-- begin RECORDS FOR THIS EXERCISE --

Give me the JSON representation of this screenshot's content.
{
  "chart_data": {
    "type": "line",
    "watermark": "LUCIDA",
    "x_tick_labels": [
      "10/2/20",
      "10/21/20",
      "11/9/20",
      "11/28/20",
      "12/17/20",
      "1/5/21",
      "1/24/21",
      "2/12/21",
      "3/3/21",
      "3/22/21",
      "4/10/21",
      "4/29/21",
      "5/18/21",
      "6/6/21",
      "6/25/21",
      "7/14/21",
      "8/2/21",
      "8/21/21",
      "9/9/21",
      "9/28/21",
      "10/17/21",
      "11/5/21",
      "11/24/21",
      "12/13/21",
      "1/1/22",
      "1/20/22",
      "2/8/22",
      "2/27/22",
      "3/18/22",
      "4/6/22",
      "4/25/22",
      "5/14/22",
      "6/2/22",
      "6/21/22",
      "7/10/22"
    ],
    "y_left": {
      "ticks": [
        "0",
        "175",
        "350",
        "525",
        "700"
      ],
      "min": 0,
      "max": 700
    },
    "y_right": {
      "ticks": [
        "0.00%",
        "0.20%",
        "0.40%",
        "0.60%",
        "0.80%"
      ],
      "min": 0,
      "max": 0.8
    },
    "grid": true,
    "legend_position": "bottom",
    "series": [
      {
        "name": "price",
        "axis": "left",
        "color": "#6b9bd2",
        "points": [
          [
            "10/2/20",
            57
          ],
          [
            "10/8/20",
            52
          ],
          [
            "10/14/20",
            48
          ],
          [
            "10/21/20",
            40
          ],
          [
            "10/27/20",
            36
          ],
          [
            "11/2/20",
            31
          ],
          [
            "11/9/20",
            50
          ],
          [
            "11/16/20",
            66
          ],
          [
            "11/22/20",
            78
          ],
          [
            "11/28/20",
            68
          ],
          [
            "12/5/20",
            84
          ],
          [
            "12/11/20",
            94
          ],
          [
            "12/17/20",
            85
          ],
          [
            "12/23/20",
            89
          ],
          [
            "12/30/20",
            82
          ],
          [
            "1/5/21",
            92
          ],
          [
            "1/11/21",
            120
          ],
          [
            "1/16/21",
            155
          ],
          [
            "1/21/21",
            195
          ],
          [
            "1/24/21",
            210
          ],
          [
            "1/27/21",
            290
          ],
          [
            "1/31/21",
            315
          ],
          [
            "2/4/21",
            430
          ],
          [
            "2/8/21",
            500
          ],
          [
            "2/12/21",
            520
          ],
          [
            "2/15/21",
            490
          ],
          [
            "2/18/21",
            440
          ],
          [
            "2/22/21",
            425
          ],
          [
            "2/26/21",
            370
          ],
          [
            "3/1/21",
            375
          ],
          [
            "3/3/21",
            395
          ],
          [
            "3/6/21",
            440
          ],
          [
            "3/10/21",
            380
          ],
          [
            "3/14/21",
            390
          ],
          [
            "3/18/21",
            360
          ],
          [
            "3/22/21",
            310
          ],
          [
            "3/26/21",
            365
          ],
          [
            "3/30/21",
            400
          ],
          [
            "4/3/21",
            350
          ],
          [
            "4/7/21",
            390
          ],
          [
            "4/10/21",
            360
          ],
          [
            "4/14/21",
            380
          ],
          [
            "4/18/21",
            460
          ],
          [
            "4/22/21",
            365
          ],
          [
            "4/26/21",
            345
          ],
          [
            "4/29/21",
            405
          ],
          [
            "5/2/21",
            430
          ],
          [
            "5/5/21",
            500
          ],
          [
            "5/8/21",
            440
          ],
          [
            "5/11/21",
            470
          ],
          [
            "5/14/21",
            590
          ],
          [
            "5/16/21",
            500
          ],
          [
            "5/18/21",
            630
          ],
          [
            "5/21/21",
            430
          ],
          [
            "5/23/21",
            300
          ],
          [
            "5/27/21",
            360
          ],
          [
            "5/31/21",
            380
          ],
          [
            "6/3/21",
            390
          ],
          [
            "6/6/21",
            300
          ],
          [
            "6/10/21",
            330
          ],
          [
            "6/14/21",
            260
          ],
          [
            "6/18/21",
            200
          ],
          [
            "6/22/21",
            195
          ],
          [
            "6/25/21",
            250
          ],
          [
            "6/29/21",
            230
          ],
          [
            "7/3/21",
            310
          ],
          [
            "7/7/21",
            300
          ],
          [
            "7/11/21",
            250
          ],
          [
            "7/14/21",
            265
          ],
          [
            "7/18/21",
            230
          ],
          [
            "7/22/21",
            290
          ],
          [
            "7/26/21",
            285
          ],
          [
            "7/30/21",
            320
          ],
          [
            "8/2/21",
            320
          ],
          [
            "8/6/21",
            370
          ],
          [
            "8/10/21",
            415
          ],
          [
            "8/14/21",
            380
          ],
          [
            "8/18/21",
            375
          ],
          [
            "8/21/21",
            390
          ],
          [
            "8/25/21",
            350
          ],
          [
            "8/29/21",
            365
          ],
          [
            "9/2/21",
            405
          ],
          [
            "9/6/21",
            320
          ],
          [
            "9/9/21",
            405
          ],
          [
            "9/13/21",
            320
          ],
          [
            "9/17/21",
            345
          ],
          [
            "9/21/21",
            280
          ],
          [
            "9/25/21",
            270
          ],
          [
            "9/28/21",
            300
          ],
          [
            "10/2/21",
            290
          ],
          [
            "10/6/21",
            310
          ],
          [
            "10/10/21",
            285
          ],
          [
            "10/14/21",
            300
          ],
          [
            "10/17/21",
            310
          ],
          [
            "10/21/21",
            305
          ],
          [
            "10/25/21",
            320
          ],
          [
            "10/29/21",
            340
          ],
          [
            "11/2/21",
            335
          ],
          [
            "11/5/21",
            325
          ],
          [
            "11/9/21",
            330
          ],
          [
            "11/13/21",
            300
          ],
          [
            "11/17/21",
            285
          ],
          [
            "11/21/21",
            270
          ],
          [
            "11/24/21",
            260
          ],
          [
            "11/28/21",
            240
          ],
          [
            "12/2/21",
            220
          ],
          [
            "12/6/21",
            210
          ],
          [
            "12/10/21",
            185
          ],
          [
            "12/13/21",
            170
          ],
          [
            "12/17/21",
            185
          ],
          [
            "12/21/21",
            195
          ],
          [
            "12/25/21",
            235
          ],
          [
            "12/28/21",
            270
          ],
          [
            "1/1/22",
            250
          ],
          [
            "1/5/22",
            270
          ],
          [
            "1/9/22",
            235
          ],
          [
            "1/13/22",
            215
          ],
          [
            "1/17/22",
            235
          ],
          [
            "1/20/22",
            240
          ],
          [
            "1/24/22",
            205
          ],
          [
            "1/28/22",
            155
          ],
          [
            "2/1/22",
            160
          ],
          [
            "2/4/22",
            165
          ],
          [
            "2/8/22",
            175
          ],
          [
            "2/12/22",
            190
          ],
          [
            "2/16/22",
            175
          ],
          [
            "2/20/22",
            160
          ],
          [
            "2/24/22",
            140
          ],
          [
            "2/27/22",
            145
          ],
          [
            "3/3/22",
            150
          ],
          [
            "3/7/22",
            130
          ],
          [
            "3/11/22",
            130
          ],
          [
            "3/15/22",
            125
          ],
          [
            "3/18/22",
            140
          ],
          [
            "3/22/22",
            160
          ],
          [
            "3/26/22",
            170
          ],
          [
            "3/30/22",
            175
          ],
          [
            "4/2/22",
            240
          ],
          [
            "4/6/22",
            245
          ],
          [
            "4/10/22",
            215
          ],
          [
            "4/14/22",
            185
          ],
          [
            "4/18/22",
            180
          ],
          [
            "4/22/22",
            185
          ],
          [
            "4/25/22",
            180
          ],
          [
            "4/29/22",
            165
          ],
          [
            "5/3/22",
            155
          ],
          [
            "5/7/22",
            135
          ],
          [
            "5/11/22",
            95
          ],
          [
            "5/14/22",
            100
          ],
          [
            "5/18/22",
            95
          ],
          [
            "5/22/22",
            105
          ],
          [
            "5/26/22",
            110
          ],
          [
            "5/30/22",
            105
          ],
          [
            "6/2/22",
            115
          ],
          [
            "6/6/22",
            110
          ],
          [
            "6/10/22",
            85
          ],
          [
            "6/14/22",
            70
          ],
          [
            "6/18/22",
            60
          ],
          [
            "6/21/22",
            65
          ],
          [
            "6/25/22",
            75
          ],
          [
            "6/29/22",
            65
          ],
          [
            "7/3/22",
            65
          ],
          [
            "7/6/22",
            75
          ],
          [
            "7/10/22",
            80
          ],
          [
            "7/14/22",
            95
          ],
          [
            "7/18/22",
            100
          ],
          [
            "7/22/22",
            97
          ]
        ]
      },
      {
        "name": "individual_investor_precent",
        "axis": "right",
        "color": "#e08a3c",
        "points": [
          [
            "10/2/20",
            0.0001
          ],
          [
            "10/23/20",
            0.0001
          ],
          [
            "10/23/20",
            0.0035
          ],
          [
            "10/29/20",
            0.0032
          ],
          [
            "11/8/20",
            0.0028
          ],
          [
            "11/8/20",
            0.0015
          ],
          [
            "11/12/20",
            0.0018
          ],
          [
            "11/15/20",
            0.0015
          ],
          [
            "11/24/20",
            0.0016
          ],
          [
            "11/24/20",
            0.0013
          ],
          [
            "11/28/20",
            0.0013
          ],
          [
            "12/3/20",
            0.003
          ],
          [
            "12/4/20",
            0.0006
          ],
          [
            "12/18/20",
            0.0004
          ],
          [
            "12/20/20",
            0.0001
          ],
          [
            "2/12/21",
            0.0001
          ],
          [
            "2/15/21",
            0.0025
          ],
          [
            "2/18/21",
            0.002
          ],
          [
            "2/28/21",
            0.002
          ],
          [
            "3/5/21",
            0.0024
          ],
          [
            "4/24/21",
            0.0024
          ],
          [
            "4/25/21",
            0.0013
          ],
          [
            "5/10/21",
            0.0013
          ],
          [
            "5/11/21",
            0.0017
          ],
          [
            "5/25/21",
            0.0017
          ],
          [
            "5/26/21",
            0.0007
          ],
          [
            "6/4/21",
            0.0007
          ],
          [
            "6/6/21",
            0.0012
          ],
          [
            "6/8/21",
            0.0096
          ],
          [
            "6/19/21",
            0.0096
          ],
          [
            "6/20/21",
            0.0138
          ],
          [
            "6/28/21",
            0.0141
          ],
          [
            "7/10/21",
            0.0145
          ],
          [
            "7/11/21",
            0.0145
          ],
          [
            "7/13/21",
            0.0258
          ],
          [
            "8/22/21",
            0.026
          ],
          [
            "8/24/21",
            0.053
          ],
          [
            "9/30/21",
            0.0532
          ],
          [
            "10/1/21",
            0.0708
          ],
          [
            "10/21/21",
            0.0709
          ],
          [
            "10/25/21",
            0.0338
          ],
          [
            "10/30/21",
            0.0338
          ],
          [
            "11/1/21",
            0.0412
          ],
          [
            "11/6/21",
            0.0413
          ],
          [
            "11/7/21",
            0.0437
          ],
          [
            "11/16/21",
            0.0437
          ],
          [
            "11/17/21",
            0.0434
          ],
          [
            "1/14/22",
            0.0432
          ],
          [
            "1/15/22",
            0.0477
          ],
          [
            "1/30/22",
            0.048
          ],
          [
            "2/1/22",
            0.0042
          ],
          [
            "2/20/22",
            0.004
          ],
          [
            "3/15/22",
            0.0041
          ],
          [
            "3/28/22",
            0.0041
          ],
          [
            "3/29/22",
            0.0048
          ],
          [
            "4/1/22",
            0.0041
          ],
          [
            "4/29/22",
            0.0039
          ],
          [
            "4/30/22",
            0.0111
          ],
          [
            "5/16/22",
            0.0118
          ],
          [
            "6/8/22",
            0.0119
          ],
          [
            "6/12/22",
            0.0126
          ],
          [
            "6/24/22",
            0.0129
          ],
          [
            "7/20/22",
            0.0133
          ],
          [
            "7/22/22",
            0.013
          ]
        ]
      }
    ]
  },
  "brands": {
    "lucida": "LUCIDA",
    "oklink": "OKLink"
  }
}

-- end RECORDS FOR THIS EXERCISE --

In the data above, tally the lines holding "name" and answer with the figure only.

▶ [CORRECT RESULT]: 2